_Aim_:
Please pull out every line that includes the string "进一步增强了广大党员干部拒腐防变的能力".

===============

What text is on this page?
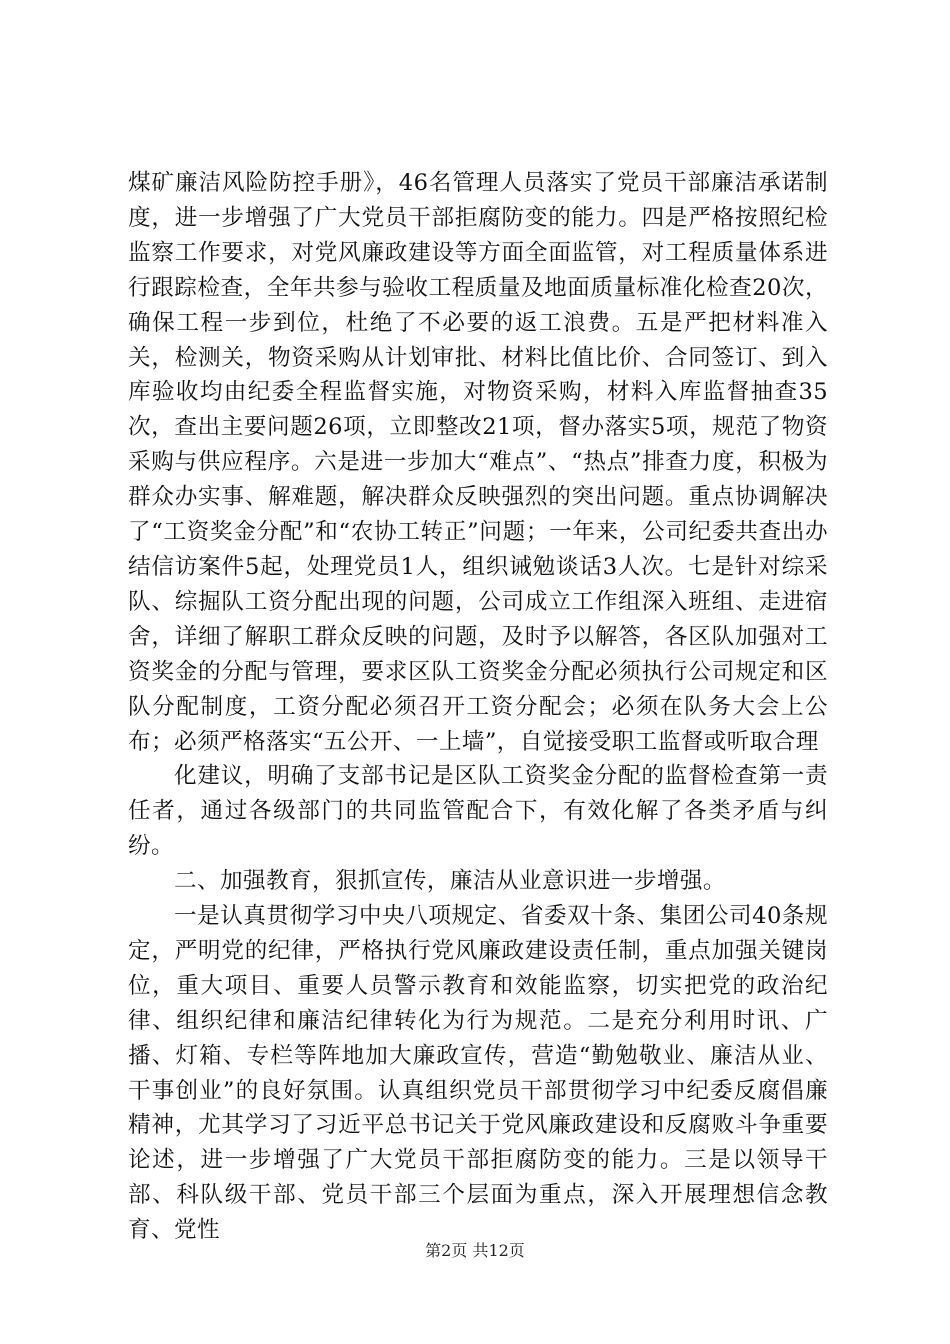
煤矿廉洁风险防控手册》，46名管理人员落实了党员干部廉洁承诺制度，进一步增强了广大党员干部拒腐防变的能力。四是严格按照纪检监察工作要求，对党风廉政建设等方面全面监管，对工程质量体系进行跟踪检查，全年共参与验收工程质量及地面质量标准化检查20次，确保工程一步到位，杜绝了不必要的返工浪费。五是严把材料准入关，检测关，物资采购从计划审批、材料比值比价、合同签订、到入库验收均由纪委全程监督实施，对物资采购，材料入库监督抽查35次，查出主要问题26项，立即整改21项，督办落实5项，规范了物资采购与供应程序。六是进一步加大“难点”、“热点”排查力度，积极为群众办实事、解难题，解决群众反映强烈的突出问题。重点协调解决了“工资奖金分配”和“农协工转正”问题；一年来，公司纪委共查出办结信访案件5起，处理党员1人，组织诫勉谈话3人次。七是针对综采队、综掘队工资分配出现的问题，公司成立工作组深入班组、走进宿舍，详细了解职工群众反映的问题，及时予以解答，各区队加强对工资奖金的分配与管理，要求区队工资奖金分配必须执行公司规定和区队分配制度，工资分配必须召开工资分配会；必须在队务大会上公布；必须严格落实“五公开、一上墙”，自觉接受职工监督或听取合理

化建议，明确了支部书记是区队工资奖金分配的监督检查第一责任者，通过各级部门的共同监管配合下，有效化解了各类矛盾与纠纷。

二、加强教育，狠抓宣传，廉洁从业意识进一步增强。

一是认真贯彻学习中央八项规定、省委双十条、集团公司40条规定，严明党的纪律，严格执行党风廉政建设责任制，重点加强关键岗位，重大项目、重要人员警示教育和效能监察，切实把党的政治纪律、组织纪律和廉洁纪律转化为行为规范。二是充分利用时讯、广播、灯箱、专栏等阵地加大廉政宣传，营造“勤勉敬业、廉洁从业、干事创业”的良好氛围。认真组织党员干部贯彻学习中纪委反腐倡廉精神，尤其学习了习近平总书记关于党风廉政建设和反腐败斗争重要论述，进一步增强了广大党员干部拒腐防变的能力。三是以领导干部、科队级干部、党员干部三个层面为重点，深入开展理想信念教育、党性

第2页 共12页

===============

_Full solution_:
煤矿廉洁风险防控手册》，46名管理人员落实了党员干部廉洁承诺制度，进一步增强了广大党员干部拒腐防变的能力。四是严格按照纪检监察工作要求，对党风廉政建设等方面全面监管，对工程质量体系进行跟踪检查，全年共参与验收工程质量及地面质量标准化检查20次，确保工程一步到位，杜绝了不必要的返工浪费。五是严把材料准入关，检测关，物资采购从计划审批、材料比值比价、合同签订、到入库验收均由纪委全程监督实施，对物资采购，材料入库监督抽查35次，查出主要问题26项，立即整改21项，督办落实5项，规范了物资采购与供应程序。六是进一步加大“难点”、“热点”排查力度，积极为群众办实事、解难题，解决群众反映强烈的突出问题。重点协调解决了“工资奖金分配”和“农协工转正”问题；一年来，公司纪委共查出办结信访案件5起，处理党员1人，组织诫勉谈话3人次。七是针对综采队、综掘队工资分配出现的问题，公司成立工作组深入班组、走进宿舍，详细了解职工群众反映的问题，及时予以解答，各区队加强对工资奖金的分配与管理，要求区队工资奖金分配必须执行公司规定和区队分配制度，工资分配必须召开工资分配会；必须在队务大会上公布；必须严格落实“五公开、一上墙”，自觉接受职工监督或听取合理
一是认真贯彻学习中央八项规定、省委双十条、集团公司40条规定，严明党的纪律，严格执行党风廉政建设责任制，重点加强关键岗位，重大项目、重要人员警示教育和效能监察，切实把党的政治纪律、组织纪律和廉洁纪律转化为行为规范。二是充分利用时讯、广播、灯箱、专栏等阵地加大廉政宣传，营造“勤勉敬业、廉洁从业、干事创业”的良好氛围。认真组织党员干部贯彻学习中纪委反腐倡廉精神，尤其学习了习近平总书记关于党风廉政建设和反腐败斗争重要论述，进一步增强了广大党员干部拒腐防变的能力。三是以领导干部、科队级干部、党员干部三个层面为重点，深入开展理想信念教育、党性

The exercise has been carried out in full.